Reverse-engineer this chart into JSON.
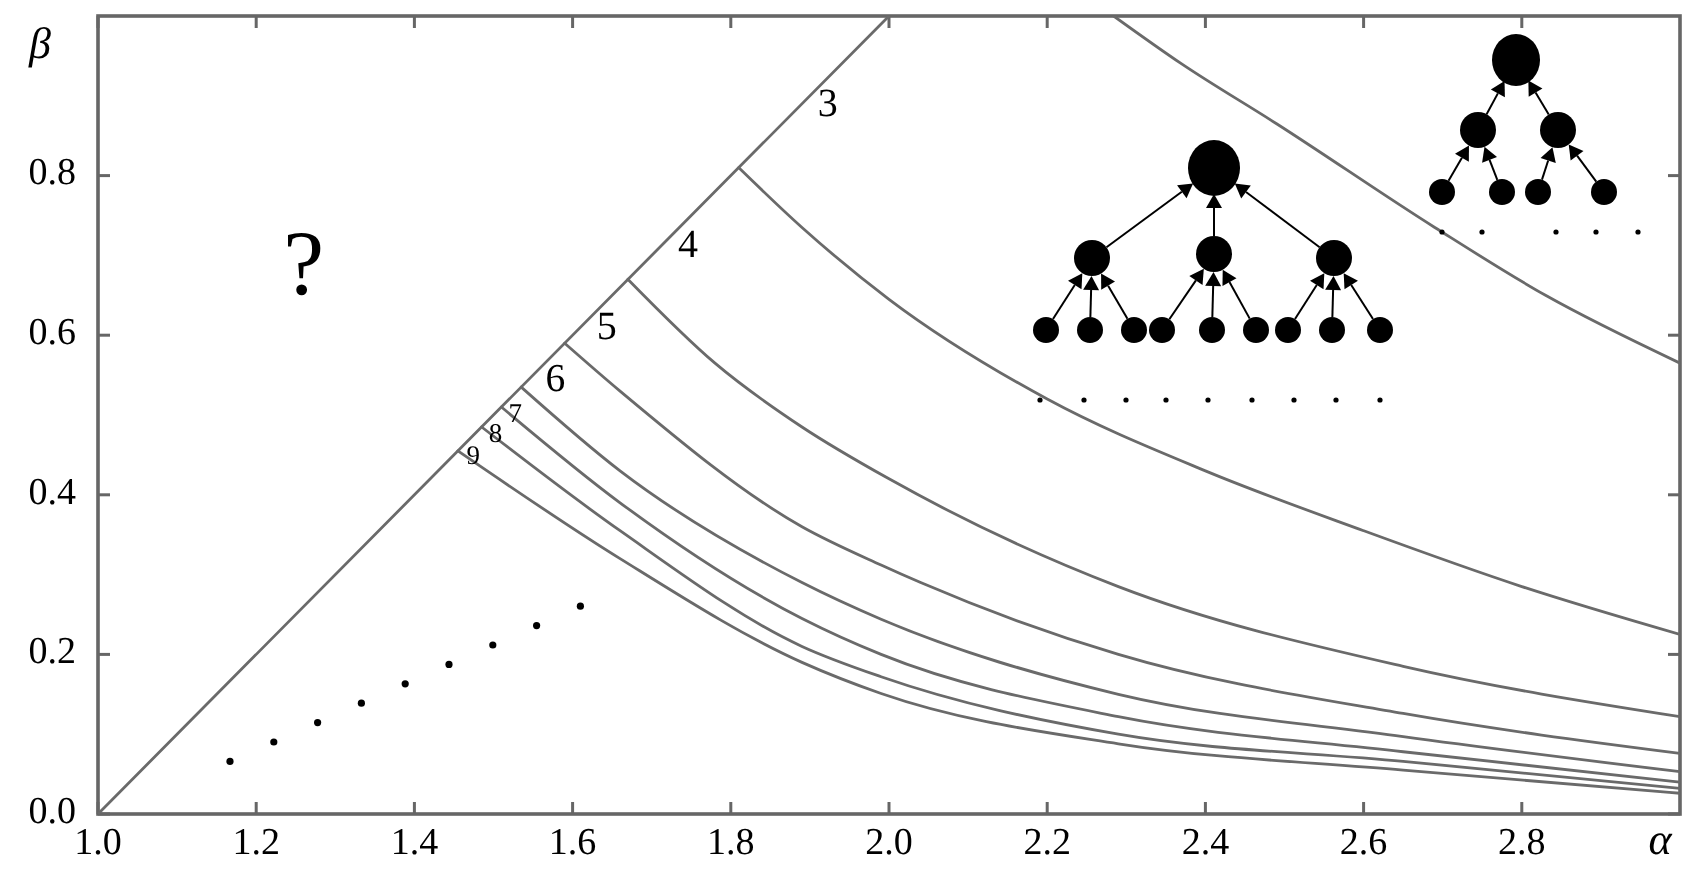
{
  "chart_data": {
    "type": "line",
    "xlabel": "α",
    "ylabel": "β",
    "xlim": [
      1,
      3
    ],
    "ylim": [
      0,
      1
    ],
    "xticks": [
      {
        "value": 1,
        "label": "1.0"
      },
      1.2,
      1.4,
      1.6,
      1.8,
      {
        "value": 2,
        "label": "2.0"
      },
      2.2,
      2.4,
      2.6,
      2.8
    ],
    "yticks": [
      {
        "value": 0,
        "label": "0.0"
      },
      0.2,
      0.4,
      0.6,
      0.8
    ],
    "annotations": [
      "?",
      "3",
      "4",
      "5",
      "6",
      "7",
      "8",
      "9"
    ],
    "series": [
      {
        "color": "#6a6a6a",
        "x": [
          1,
          2
        ],
        "values": [
          0,
          1
        ]
      },
      {
        "color": "#6a6a6a",
        "x": [
          2.284,
          2.37,
          2.49,
          2.69,
          2.83,
          3.0
        ],
        "values": [
          1.0,
          0.94,
          0.865,
          0.735,
          0.65,
          0.565
        ]
      },
      {
        "color": "#6a6a6a",
        "x": [
          1.81,
          1.89,
          2.0,
          2.2,
          2.4,
          2.6,
          2.8,
          3.0
        ],
        "values": [
          0.81,
          0.735,
          0.645,
          0.52,
          0.43,
          0.355,
          0.285,
          0.225
        ]
      },
      {
        "color": "#6a6a6a",
        "x": [
          1.67,
          1.78,
          1.89,
          2.0,
          2.29,
          2.65,
          3.0
        ],
        "values": [
          0.67,
          0.565,
          0.485,
          0.42,
          0.285,
          0.185,
          0.122
        ]
      },
      {
        "color": "#6a6a6a",
        "x": [
          1.59,
          1.66,
          1.89,
          1.99,
          2.04,
          2.29,
          2.65,
          3.0
        ],
        "values": [
          0.59,
          0.53,
          0.36,
          0.312,
          0.29,
          0.2,
          0.126,
          0.076
        ]
      },
      {
        "color": "#6a6a6a",
        "x": [
          1.535,
          1.66,
          1.89,
          1.99,
          2.29,
          2.65,
          3.0
        ],
        "values": [
          0.535,
          0.43,
          0.29,
          0.244,
          0.15,
          0.097,
          0.053
        ]
      },
      {
        "color": "#6a6a6a",
        "x": [
          1.51,
          1.66,
          1.89,
          1.99,
          2.29,
          2.65,
          3.0
        ],
        "values": [
          0.51,
          0.39,
          0.245,
          0.2,
          0.122,
          0.078,
          0.04
        ]
      },
      {
        "color": "#6a6a6a",
        "x": [
          1.485,
          1.66,
          1.89,
          1.99,
          2.29,
          2.65,
          3.0
        ],
        "values": [
          0.485,
          0.355,
          0.21,
          0.172,
          0.1,
          0.066,
          0.032
        ]
      },
      {
        "color": "#6a6a6a",
        "x": [
          1.455,
          1.66,
          1.89,
          1.99,
          2.29,
          2.65,
          3.0
        ],
        "values": [
          0.455,
          0.32,
          0.19,
          0.151,
          0.088,
          0.055,
          0.026
        ]
      }
    ]
  }
}
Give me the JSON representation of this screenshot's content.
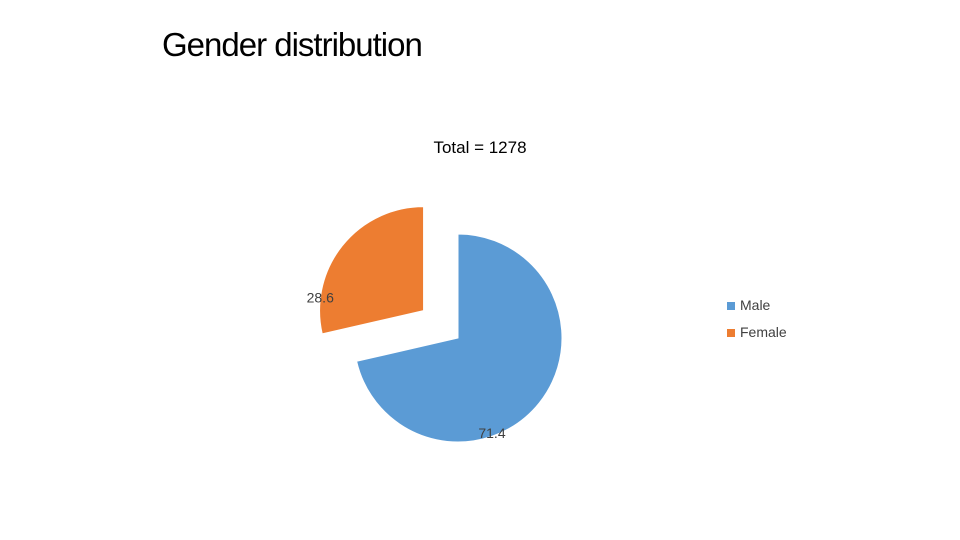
{
  "slide": {
    "title": "Gender distribution"
  },
  "chart_data": {
    "type": "pie",
    "title": "Total = 1278",
    "categories": [
      "Male",
      "Female"
    ],
    "values": [
      71.4,
      28.6
    ],
    "data_labels": [
      "71.4",
      "28.6"
    ],
    "colors": [
      "#5b9bd5",
      "#ed7d31"
    ],
    "exploded": [
      "Female"
    ],
    "legend_position": "right"
  }
}
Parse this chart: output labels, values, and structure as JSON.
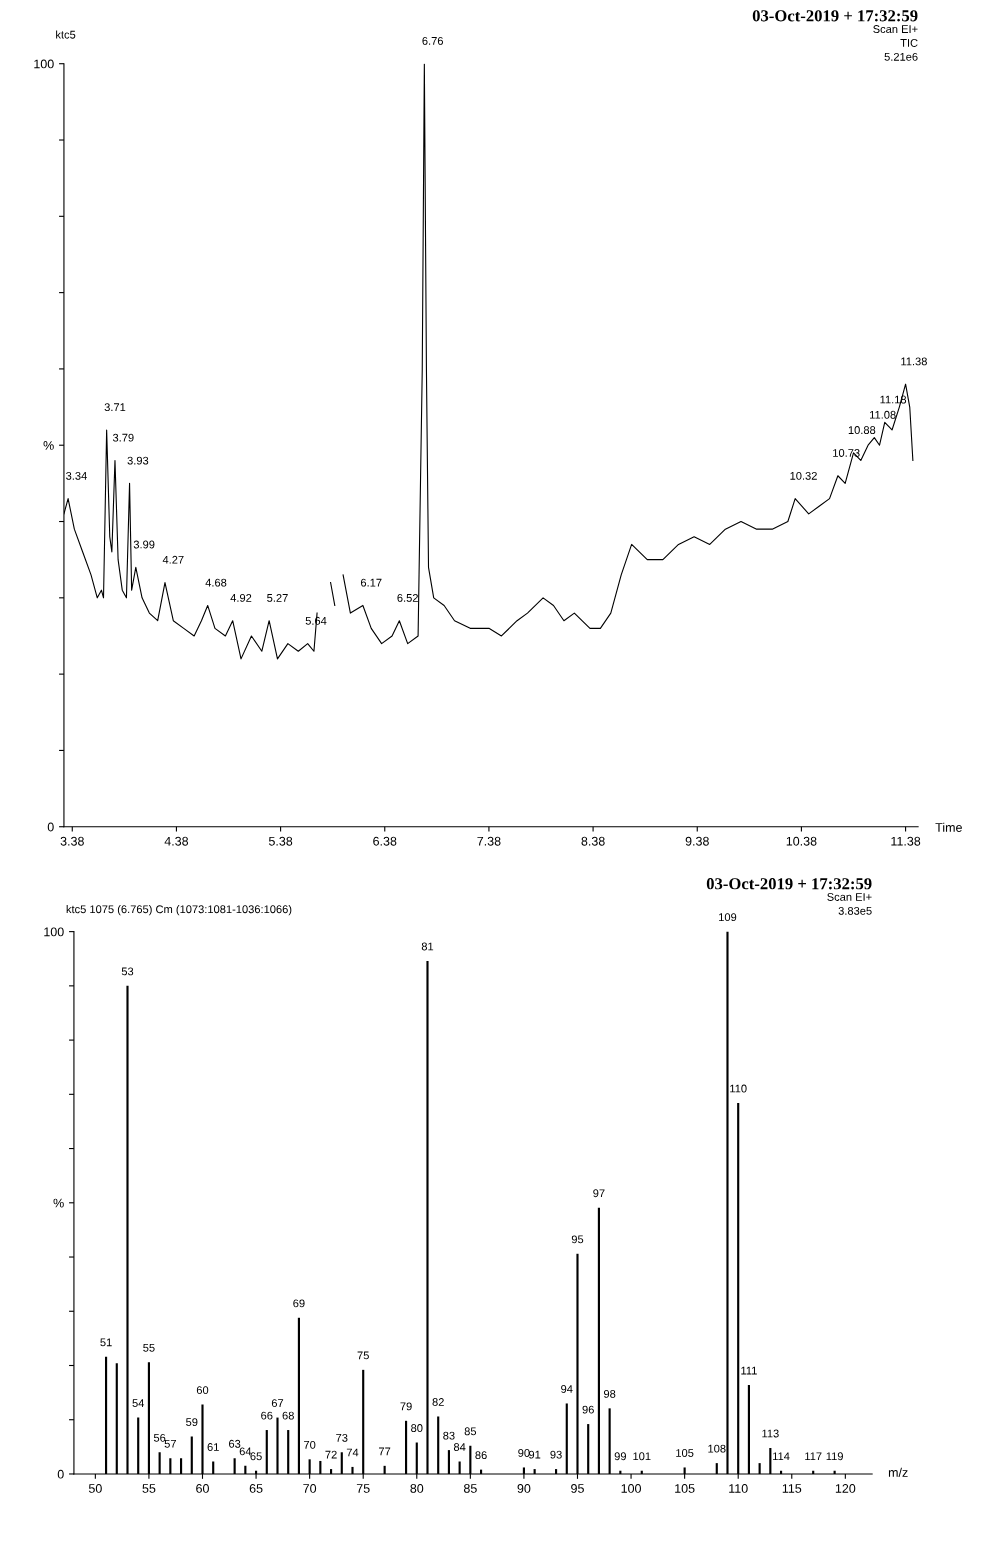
{
  "chart_data": [
    {
      "type": "line",
      "title": "03-Oct-2019 + 17:32:59",
      "ylabel": "ktc5",
      "xlabel": "Time",
      "color": "#000000",
      "x": [
        3.3,
        3.34,
        3.4,
        3.48,
        3.56,
        3.62,
        3.66,
        3.68,
        3.71,
        3.74,
        3.76,
        3.79,
        3.82,
        3.86,
        3.9,
        3.93,
        3.95,
        3.99,
        4.05,
        4.12,
        4.2,
        4.27,
        4.35,
        4.45,
        4.55,
        4.62,
        4.68,
        4.75,
        4.85,
        4.92,
        5.0,
        5.1,
        5.2,
        5.27,
        5.35,
        5.45,
        5.55,
        5.64,
        5.7,
        5.73,
        5.8,
        5.86,
        5.9,
        5.94,
        5.98,
        6.05,
        6.17,
        6.25,
        6.35,
        6.45,
        6.52,
        6.6,
        6.7,
        6.74,
        6.76,
        6.78,
        6.8,
        6.85,
        6.95,
        7.05,
        7.2,
        7.38,
        7.5,
        7.65,
        7.75,
        7.9,
        8.0,
        8.1,
        8.2,
        8.35,
        8.45,
        8.55,
        8.65,
        8.75,
        8.9,
        9.05,
        9.2,
        9.35,
        9.5,
        9.65,
        9.8,
        9.95,
        10.1,
        10.25,
        10.32,
        10.45,
        10.55,
        10.65,
        10.73,
        10.8,
        10.88,
        10.95,
        11.02,
        11.08,
        11.13,
        11.18,
        11.25,
        11.32,
        11.38,
        11.42,
        11.45
      ],
      "values": [
        41,
        43,
        39,
        36,
        33,
        30,
        31,
        30,
        52,
        38,
        36,
        48,
        35,
        31,
        30,
        45,
        31,
        34,
        30,
        28,
        27,
        32,
        27,
        26,
        25,
        27,
        29,
        26,
        25,
        27,
        22,
        25,
        23,
        27,
        22,
        24,
        23,
        24,
        23,
        28,
        null,
        32,
        29,
        null,
        33,
        28,
        29,
        26,
        24,
        25,
        27,
        24,
        25,
        60,
        100,
        60,
        34,
        30,
        29,
        27,
        26,
        26,
        25,
        27,
        28,
        30,
        29,
        27,
        28,
        26,
        26,
        28,
        33,
        37,
        35,
        35,
        37,
        38,
        37,
        39,
        40,
        39,
        39,
        40,
        43,
        41,
        42,
        43,
        46,
        45,
        49,
        48,
        50,
        51,
        50,
        53,
        52,
        55,
        58,
        55,
        48
      ],
      "annotations": [
        "Scan EI+",
        "TIC",
        "5.21e6",
        {
          "text": "3.34",
          "x": 3.34,
          "y": 43
        },
        {
          "text": "3.71",
          "x": 3.71,
          "y": 52
        },
        {
          "text": "3.79",
          "x": 3.79,
          "y": 48
        },
        {
          "text": "3.93",
          "x": 3.93,
          "y": 45
        },
        {
          "text": "3.99",
          "x": 3.99,
          "y": 34
        },
        {
          "text": "4.27",
          "x": 4.27,
          "y": 32
        },
        {
          "text": "4.68",
          "x": 4.68,
          "y": 29
        },
        {
          "text": "4.92",
          "x": 4.92,
          "y": 27
        },
        {
          "text": "5.27",
          "x": 5.27,
          "y": 27
        },
        {
          "text": "5.64",
          "x": 5.64,
          "y": 24
        },
        {
          "text": "6.17",
          "x": 6.17,
          "y": 29
        },
        {
          "text": "6.52",
          "x": 6.52,
          "y": 27
        },
        {
          "text": "6.76",
          "x": 6.76,
          "y": 100
        },
        {
          "text": "10.32",
          "x": 10.32,
          "y": 43
        },
        {
          "text": "10.73",
          "x": 10.73,
          "y": 46
        },
        {
          "text": "10.88",
          "x": 10.88,
          "y": 49
        },
        {
          "text": "11.08",
          "x": 11.08,
          "y": 51
        },
        {
          "text": "11.18",
          "x": 11.18,
          "y": 53
        },
        {
          "text": "11.38",
          "x": 11.38,
          "y": 58
        }
      ],
      "xlim": [
        3.3,
        11.5
      ],
      "xticks": [
        3.38,
        4.38,
        5.38,
        6.38,
        7.38,
        8.38,
        9.38,
        10.38,
        11.38
      ],
      "ylim": [
        0,
        100
      ],
      "yticks": [
        0,
        {
          "value": 10,
          "label": null
        },
        {
          "value": 20,
          "label": null
        },
        {
          "value": 30,
          "label": null
        },
        {
          "value": 40,
          "label": null
        },
        {
          "value": 50,
          "label": "%"
        },
        {
          "value": 60,
          "label": null
        },
        {
          "value": 70,
          "label": null
        },
        {
          "value": 80,
          "label": null
        },
        {
          "value": 90,
          "label": null
        },
        100
      ]
    },
    {
      "type": "bar",
      "title": "03-Oct-2019 + 17:32:59",
      "ylabel": "ktc5 1075 (6.765) Cm (1073:1081-1036:1066)",
      "xlabel": "m/z",
      "color": "#000000",
      "x": [
        51,
        52,
        53,
        54,
        55,
        56,
        57,
        58,
        59,
        60,
        61,
        63,
        64,
        65,
        66,
        67,
        68,
        69,
        70,
        71,
        72,
        73,
        74,
        75,
        77,
        79,
        80,
        81,
        82,
        83,
        84,
        85,
        86,
        90,
        91,
        93,
        94,
        95,
        96,
        97,
        98,
        99,
        101,
        105,
        108,
        109,
        110,
        111,
        112,
        113,
        114,
        117,
        119
      ],
      "values": [
        21.6,
        20.4,
        90,
        10.4,
        20.6,
        4.0,
        2.9,
        2.9,
        6.9,
        12.8,
        2.3,
        2.9,
        1.5,
        0.6,
        8.1,
        10.4,
        8.1,
        28.8,
        2.7,
        2.4,
        0.9,
        4.0,
        1.3,
        19.2,
        1.5,
        9.8,
        5.8,
        94.6,
        10.6,
        4.4,
        2.3,
        5.2,
        0.8,
        1.2,
        0.9,
        0.9,
        13.0,
        40.6,
        9.2,
        49.1,
        12.1,
        0.6,
        0.6,
        1.2,
        2.0,
        100,
        68.4,
        16.4,
        2.0,
        4.8,
        0.6,
        0.6,
        0.6
      ],
      "annotations": [
        "Scan EI+",
        "3.83e5",
        {
          "text": "51",
          "x": 51,
          "y": 21.6
        },
        {
          "text": "53",
          "x": 53,
          "y": 90
        },
        {
          "text": "54",
          "x": 54,
          "y": 10.4
        },
        {
          "text": "55",
          "x": 55,
          "y": 20.6
        },
        {
          "text": "56",
          "x": 56,
          "y": 4.0
        },
        {
          "text": "57",
          "x": 57,
          "y": 2.9
        },
        {
          "text": "59",
          "x": 59,
          "y": 6.9
        },
        {
          "text": "60",
          "x": 60,
          "y": 12.8
        },
        {
          "text": "61",
          "x": 61,
          "y": 2.3
        },
        {
          "text": "63",
          "x": 63,
          "y": 2.9
        },
        {
          "text": "64",
          "x": 64,
          "y": 1.5
        },
        {
          "text": "65",
          "x": 65,
          "y": 0.6
        },
        {
          "text": "66",
          "x": 66,
          "y": 8.1
        },
        {
          "text": "67",
          "x": 67,
          "y": 10.4
        },
        {
          "text": "68",
          "x": 68,
          "y": 8.1
        },
        {
          "text": "69",
          "x": 69,
          "y": 28.8
        },
        {
          "text": "70",
          "x": 70,
          "y": 2.7
        },
        {
          "text": "72",
          "x": 72,
          "y": 0.9
        },
        {
          "text": "73",
          "x": 73,
          "y": 4.0
        },
        {
          "text": "74",
          "x": 74,
          "y": 1.3
        },
        {
          "text": "75",
          "x": 75,
          "y": 19.2
        },
        {
          "text": "77",
          "x": 77,
          "y": 1.5
        },
        {
          "text": "79",
          "x": 79,
          "y": 9.8
        },
        {
          "text": "80",
          "x": 80,
          "y": 5.8
        },
        {
          "text": "81",
          "x": 81,
          "y": 94.6
        },
        {
          "text": "82",
          "x": 82,
          "y": 10.6
        },
        {
          "text": "83",
          "x": 83,
          "y": 4.4
        },
        {
          "text": "84",
          "x": 84,
          "y": 2.3
        },
        {
          "text": "85",
          "x": 85,
          "y": 5.2
        },
        {
          "text": "86",
          "x": 86,
          "y": 0.8
        },
        {
          "text": "90",
          "x": 90,
          "y": 1.2
        },
        {
          "text": "91",
          "x": 91,
          "y": 0.9
        },
        {
          "text": "93",
          "x": 93,
          "y": 0.9
        },
        {
          "text": "94",
          "x": 94,
          "y": 13.0
        },
        {
          "text": "95",
          "x": 95,
          "y": 40.6
        },
        {
          "text": "96",
          "x": 96,
          "y": 9.2
        },
        {
          "text": "97",
          "x": 97,
          "y": 49.1
        },
        {
          "text": "98",
          "x": 98,
          "y": 12.1
        },
        {
          "text": "99",
          "x": 99,
          "y": 0.6
        },
        {
          "text": "101",
          "x": 101,
          "y": 0.6
        },
        {
          "text": "105",
          "x": 105,
          "y": 1.2
        },
        {
          "text": "108",
          "x": 108,
          "y": 2.0
        },
        {
          "text": "109",
          "x": 109,
          "y": 100
        },
        {
          "text": "110",
          "x": 110,
          "y": 68.4
        },
        {
          "text": "111",
          "x": 111,
          "y": 16.4
        },
        {
          "text": "113",
          "x": 113,
          "y": 4.8
        },
        {
          "text": "114",
          "x": 114,
          "y": 0.6
        },
        {
          "text": "117",
          "x": 117,
          "y": 0.6
        },
        {
          "text": "119",
          "x": 119,
          "y": 0.6
        }
      ],
      "xlim": [
        48,
        122.5
      ],
      "xticks": [
        50,
        55,
        60,
        65,
        70,
        75,
        80,
        85,
        90,
        95,
        100,
        105,
        110,
        115,
        120
      ],
      "ylim": [
        0,
        100
      ],
      "yticks": [
        0,
        {
          "value": 10,
          "label": null
        },
        {
          "value": 20,
          "label": null
        },
        {
          "value": 30,
          "label": null
        },
        {
          "value": 40,
          "label": null
        },
        {
          "value": 50,
          "label": "%"
        },
        {
          "value": 60,
          "label": null
        },
        {
          "value": 70,
          "label": null
        },
        {
          "value": 80,
          "label": null
        },
        {
          "value": 90,
          "label": null
        },
        100
      ]
    }
  ]
}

• • •

- REQUIREMENTS -
Identify all lines where the word "this" shows up. Copy them.

- SOLUTION -
Reverse-engineer this chart into JSON.
Give me the JSON representation of this screenshot's content.
Parse this chart: output labels, values, and structure as JSON.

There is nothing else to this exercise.